→ What is asked
Drop the pictures from the entries below, then reproduce the rest exactly.

→ Provided records

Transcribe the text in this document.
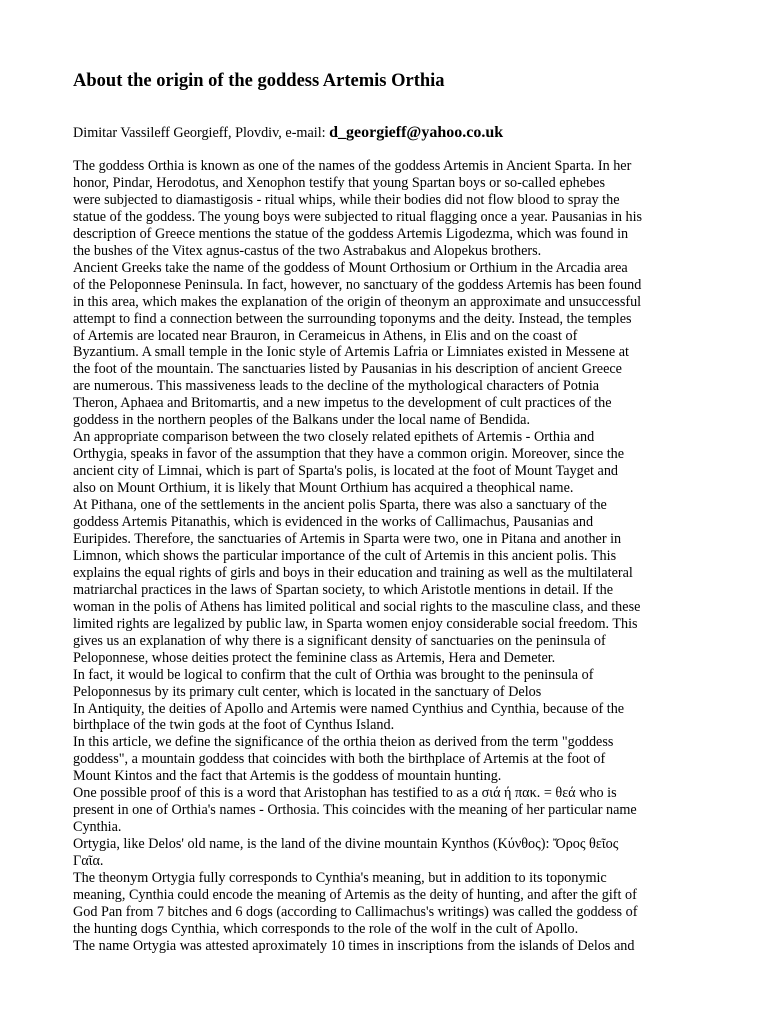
About the origin of the goddess Artemis Orthia
Dimitar Vassileff Georgieff, Plovdiv, e-mail: d_georgieff@yahoo.co.uk
The goddess Orthia is known as one of the names of the goddess Artemis in Ancient Sparta. In her
honor, Pindar, Herodotus, and Xenophon testify that young Spartan boys or so-called ephebes
were subjected to diamastigosis - ritual whips, while their bodies did not flow blood to spray the
statue of the goddess. The young boys were subjected to ritual flagging once a year. Pausanias in his
description of Greece mentions the statue of the goddess Artemis Ligodezma, which was found in
the bushes of the Vitex agnus-castus of the two Astrabakus and Alopekus brothers.
Ancient Greeks take the name of the goddess of Mount Orthosium or Orthium in the Arcadia area
of the Peloponnese Peninsula. In fact, however, no sanctuary of the goddess Artemis has been found
in this area, which makes the explanation of the origin of theonym an approximate and unsuccessful
attempt to find a connection between the surrounding toponyms and the deity. Instead, the temples
of Artemis are located near Brauron, in Cerameicus in Athens, in Elis and on the coast of
Byzantium. A small temple in the Ionic style of Artemis Lafria or Limniates existed in Messene at
the foot of the mountain. The sanctuaries listed by Pausanias in his description of ancient Greece
are numerous. This massiveness leads to the decline of the mythological characters of Potnia
Theron, Aphaea and Britomartis, and a new impetus to the development of cult practices of the
goddess in the northern peoples of the Balkans under the local name of Bendida.
An appropriate comparison between the two closely related epithets of Artemis - Orthia and
Orthygia, speaks in favor of the assumption that they have a common origin. Moreover, since the
ancient city of Limnai, which is part of Sparta's polis, is located at the foot of Mount Tayget and
also on Mount Orthium, it is likely that Mount Orthium has acquired a theophical name.
At Pithana, one of the settlements in the ancient polis Sparta, there was also a sanctuary of the
goddess Artemis Pitanathis, which is evidenced in the works of Callimachus, Pausanias and
Euripides. Therefore, the sanctuaries of Artemis in Sparta were two, one in Pitana and another in
Limnon, which shows the particular importance of the cult of Artemis in this ancient polis. This
explains the equal rights of girls and boys in their education and training as well as the multilateral
matriarchal practices in the laws of Spartan society, to which Aristotle mentions in detail. If the
woman in the polis of Athens has limited political and social rights to the masculine class, and these
limited rights are legalized by public law, in Sparta women enjoy considerable social freedom. This
gives us an explanation of why there is a significant density of sanctuaries on the peninsula of
Peloponnese, whose deities protect the feminine class as Artemis, Hera and Demeter.
In fact, it would be logical to confirm that the cult of Orthia was brought to the peninsula of
Peloponnesus by its primary cult center, which is located in the sanctuary of Delos
In Antiquity, the deities of Apollo and Artemis were named Cynthius and Cynthia, because of the
birthplace of the twin gods at the foot of Cynthus Island.
In this article, we define the significance of the orthia theion as derived from the term "goddess
goddess", a mountain goddess that coincides with both the birthplace of Artemis at the foot of
Mount Kintos and the fact that Artemis is the goddess of mountain hunting.
One possible proof of this is a word that Aristophan has testified to as a σιά ή πακ. = θεά who is
present in one of Orthia's names - Orthosia. This coincides with the meaning of her particular name
Cynthia.
Ortygia, like Delos' old name, is the land of the divine mountain Kynthos (Κύνθος): Ὄρος θεῖος
Γαῖα.
The theonym Ortygia fully corresponds to Cynthia's meaning, but in addition to its toponymic
meaning, Cynthia could encode the meaning of Artemis as the deity of hunting, and after the gift of
God Pan from 7 bitches and 6 dogs (according to Callimachus's writings) was called the goddess of
the hunting dogs Cynthia, which corresponds to the role of the wolf in the cult of Apollo.
The name Ortygia was attested aproximately 10 times in inscriptions from the islands of Delos and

→ Solution
Transcribe the text in this document.
About the origin of the goddess Artemis Orthia
Dimitar Vassileff Georgieff, Plovdiv, e-mail: d_georgieff@yahoo.co.uk
The goddess Orthia is known as one of the names of the goddess Artemis in Ancient Sparta. In her
honor, Pindar, Herodotus, and Xenophon testify that young Spartan boys or so-called ephebes
were subjected to diamastigosis - ritual whips, while their bodies did not flow blood to spray the
statue of the goddess. The young boys were subjected to ritual flagging once a year. Pausanias in his
description of Greece mentions the statue of the goddess Artemis Ligodezma, which was found in
the bushes of the Vitex agnus-castus of the two Astrabakus and Alopekus brothers.
Ancient Greeks take the name of the goddess of Mount Orthosium or Orthium in the Arcadia area
of the Peloponnese Peninsula. In fact, however, no sanctuary of the goddess Artemis has been found
in this area, which makes the explanation of the origin of theonym an approximate and unsuccessful
attempt to find a connection between the surrounding toponyms and the deity. Instead, the temples
of Artemis are located near Brauron, in Cerameicus in Athens, in Elis and on the coast of
Byzantium. A small temple in the Ionic style of Artemis Lafria or Limniates existed in Messene at
the foot of the mountain. The sanctuaries listed by Pausanias in his description of ancient Greece
are numerous. This massiveness leads to the decline of the mythological characters of Potnia
Theron, Aphaea and Britomartis, and a new impetus to the development of cult practices of the
goddess in the northern peoples of the Balkans under the local name of Bendida.
An appropriate comparison between the two closely related epithets of Artemis - Orthia and
Orthygia, speaks in favor of the assumption that they have a common origin. Moreover, since the
ancient city of Limnai, which is part of Sparta's polis, is located at the foot of Mount Tayget and
also on Mount Orthium, it is likely that Mount Orthium has acquired a theophical name.
At Pithana, one of the settlements in the ancient polis Sparta, there was also a sanctuary of the
goddess Artemis Pitanathis, which is evidenced in the works of Callimachus, Pausanias and
Euripides. Therefore, the sanctuaries of Artemis in Sparta were two, one in Pitana and another in
Limnon, which shows the particular importance of the cult of Artemis in this ancient polis. This
explains the equal rights of girls and boys in their education and training as well as the multilateral
matriarchal practices in the laws of Spartan society, to which Aristotle mentions in detail. If the
woman in the polis of Athens has limited political and social rights to the masculine class, and these
limited rights are legalized by public law, in Sparta women enjoy considerable social freedom. This
gives us an explanation of why there is a significant density of sanctuaries on the peninsula of
Peloponnese, whose deities protect the feminine class as Artemis, Hera and Demeter.
In fact, it would be logical to confirm that the cult of Orthia was brought to the peninsula of
Peloponnesus by its primary cult center, which is located in the sanctuary of Delos
In Antiquity, the deities of Apollo and Artemis were named Cynthius and Cynthia, because of the
birthplace of the twin gods at the foot of Cynthus Island.
In this article, we define the significance of the orthia theion as derived from the term "goddess
goddess", a mountain goddess that coincides with both the birthplace of Artemis at the foot of
Mount Kintos and the fact that Artemis is the goddess of mountain hunting.
One possible proof of this is a word that Aristophan has testified to as a σιά ή πακ. = θεά who is
present in one of Orthia's names - Orthosia. This coincides with the meaning of her particular name
Cynthia.
Ortygia, like Delos' old name, is the land of the divine mountain Kynthos (Κύνθος): Ὄρος θεῖος
Γαῖα.
The theonym Ortygia fully corresponds to Cynthia's meaning, but in addition to its toponymic
meaning, Cynthia could encode the meaning of Artemis as the deity of hunting, and after the gift of
God Pan from 7 bitches and 6 dogs (according to Callimachus's writings) was called the goddess of
the hunting dogs Cynthia, which corresponds to the role of the wolf in the cult of Apollo.
The name Ortygia was attested aproximately 10 times in inscriptions from the islands of Delos and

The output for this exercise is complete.